» **DATASET RECORDS**:
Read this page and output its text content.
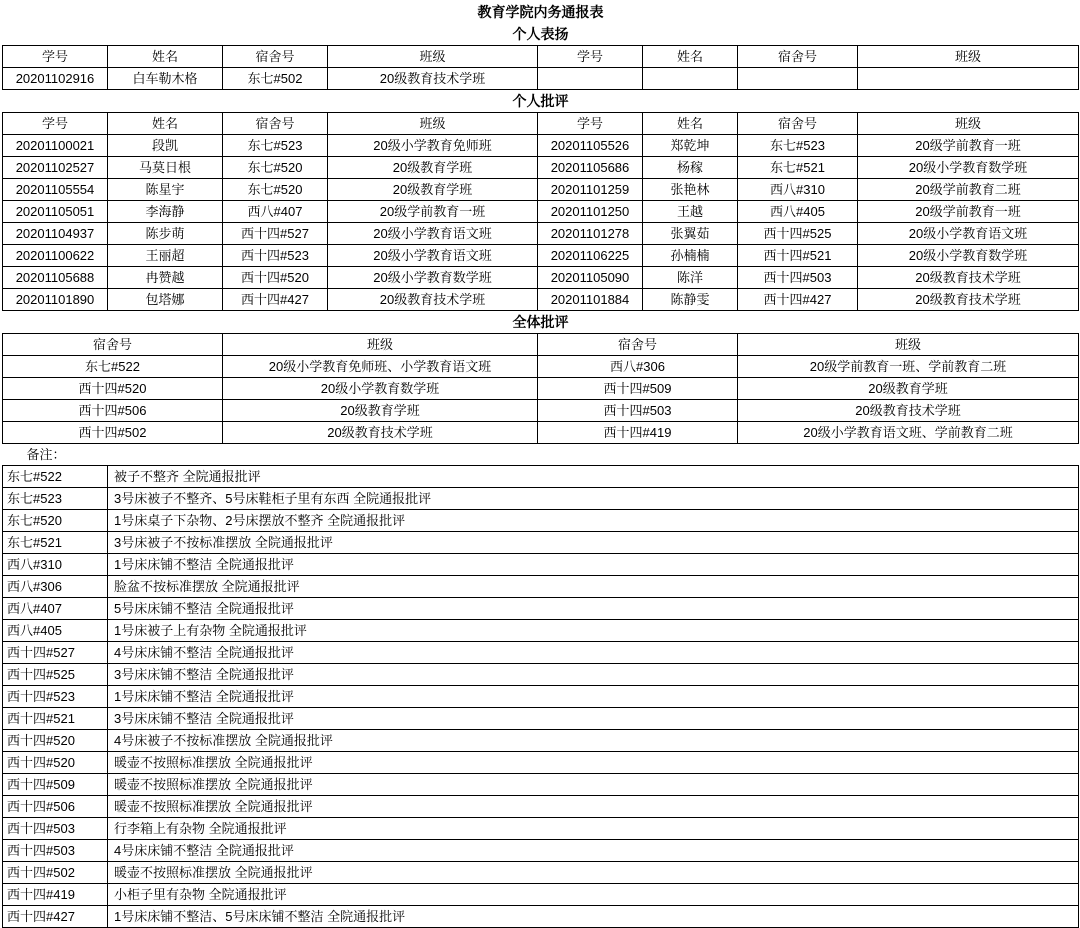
教育学院内务通报表							
个人表扬							
学号	姓名	宿舍号	班级	学号	姓名	宿舍号	班级
20201102916	白车勒木格	东七#502	20级教育技术学班				
个人批评							
学号	姓名	宿舍号	班级	学号	姓名	宿舍号	班级
20201100021	段凯	东七#523	20级小学教育免师班	20201105526	郑乾坤	东七#523	20级学前教育一班
20201102527	马莫日根	东七#520	20级教育学班	20201105686	杨稼	东七#521	20级小学教育数学班
20201105554	陈星宇	东七#520	20级教育学班	20201101259	张艳林	西八#310	20级学前教育二班
20201105051	李海静	西八#407	20级学前教育一班	20201101250	王越	西八#405	20级学前教育一班
20201104937	陈步萌	西十四#527	20级小学教育语文班	20201101278	张翼茹	西十四#525	20级小学教育语文班
20201100622	王丽超	西十四#523	20级小学教育语文班	20201106225	孙楠楠	西十四#521	20级小学教育数学班
20201105688	冉赞越	西十四#520	20级小学教育数学班	20201105090	陈洋	西十四#503	20级教育技术学班
20201101890	包塔娜	西十四#427	20级教育技术学班	20201101884	陈静雯	西十四#427	20级教育技术学班
全体批评							
宿舍号		班级		宿舍号		班级	
东七#522		20级小学教育免师班、小学教育语文班		西八#306		20级学前教育一班、学前教育二班	
西十四#520		20级小学教育数学班		西十四#509		20级教育学班	
西十四#506		20级教育学班		西十四#503		20级教育技术学班	
西十四#502		20级教育技术学班		西十四#419		20级小学教育语文班、学前教育二班	
备注：							
东七#522	被子不整齐 全院通报批评						
东七#523	3号床被子不整齐、5号床鞋柜子里有东西 全院通报批评						
东七#520	1号床桌子下杂物、2号床摆放不整齐 全院通报批评						
东七#521	3号床被子不按标准摆放 全院通报批评						
西八#310	1号床床铺不整洁 全院通报批评						
西八#306	脸盆不按标准摆放 全院通报批评						
西八#407	5号床床铺不整洁 全院通报批评						
西八#405	1号床被子上有杂物 全院通报批评						
西十四#527	4号床床铺不整洁 全院通报批评						
西十四#525	3号床床铺不整洁 全院通报批评						
西十四#523	1号床床铺不整洁 全院通报批评						
西十四#521	3号床床铺不整洁 全院通报批评						
西十四#520	4号床被子不按标准摆放 全院通报批评						
西十四#520	暖壶不按照标准摆放 全院通报批评						
西十四#509	暖壶不按照标准摆放 全院通报批评						
西十四#506	暖壶不按照标准摆放 全院通报批评						
西十四#503	行李箱上有杂物 全院通报批评						
西十四#503	4号床床铺不整洁 全院通报批评						
西十四#502	暖壶不按照标准摆放 全院通报批评						
西十四#419	小柜子里有杂物 全院通报批评						
西十四#427	1号床床铺不整洁、5号床床铺不整洁 全院通报批评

» **EXERCISE DESCRIPTION**: Copy all the records above exactly, but leave out the pictures.

» **SOLUTION FOR THIS EXERCISE**:
Read this page and output its text content.
教育学院内务通报表							
个人表扬							
学号	姓名	宿舍号	班级	学号	姓名	宿舍号	班级
20201102916	白车勒木格	东七#502	20级教育技术学班				
个人批评							
学号	姓名	宿舍号	班级	学号	姓名	宿舍号	班级
20201100021	段凯	东七#523	20级小学教育免师班	20201105526	郑乾坤	东七#523	20级学前教育一班
20201102527	马莫日根	东七#520	20级教育学班	20201105686	杨稼	东七#521	20级小学教育数学班
20201105554	陈星宇	东七#520	20级教育学班	20201101259	张艳林	西八#310	20级学前教育二班
20201105051	李海静	西八#407	20级学前教育一班	20201101250	王越	西八#405	20级学前教育一班
20201104937	陈步萌	西十四#527	20级小学教育语文班	20201101278	张翼茹	西十四#525	20级小学教育语文班
20201100622	王丽超	西十四#523	20级小学教育语文班	20201106225	孙楠楠	西十四#521	20级小学教育数学班
20201105688	冉赞越	西十四#520	20级小学教育数学班	20201105090	陈洋	西十四#503	20级教育技术学班
20201101890	包塔娜	西十四#427	20级教育技术学班	20201101884	陈静雯	西十四#427	20级教育技术学班
全体批评							
宿舍号		班级		宿舍号		班级	
东七#522		20级小学教育免师班、小学教育语文班		西八#306		20级学前教育一班、学前教育二班	
西十四#520		20级小学教育数学班		西十四#509		20级教育学班	
西十四#506		20级教育学班		西十四#503		20级教育技术学班	
西十四#502		20级教育技术学班		西十四#419		20级小学教育语文班、学前教育二班	
备注：							
东七#522	被子不整齐 全院通报批评						
东七#523	3号床被子不整齐、5号床鞋柜子里有东西 全院通报批评						
东七#520	1号床桌子下杂物、2号床摆放不整齐 全院通报批评						
东七#521	3号床被子不按标准摆放 全院通报批评						
西八#310	1号床床铺不整洁 全院通报批评						
西八#306	脸盆不按标准摆放 全院通报批评						
西八#407	5号床床铺不整洁 全院通报批评						
西八#405	1号床被子上有杂物 全院通报批评						
西十四#527	4号床床铺不整洁 全院通报批评						
西十四#525	3号床床铺不整洁 全院通报批评						
西十四#523	1号床床铺不整洁 全院通报批评						
西十四#521	3号床床铺不整洁 全院通报批评						
西十四#520	4号床被子不按标准摆放 全院通报批评						
西十四#520	暖壶不按照标准摆放 全院通报批评						
西十四#509	暖壶不按照标准摆放 全院通报批评						
西十四#506	暖壶不按照标准摆放 全院通报批评						
西十四#503	行李箱上有杂物 全院通报批评						
西十四#503	4号床床铺不整洁 全院通报批评						
西十四#502	暖壶不按照标准摆放 全院通报批评						
西十四#419	小柜子里有杂物 全院通报批评						
西十四#427	1号床床铺不整洁、5号床床铺不整洁 全院通报批评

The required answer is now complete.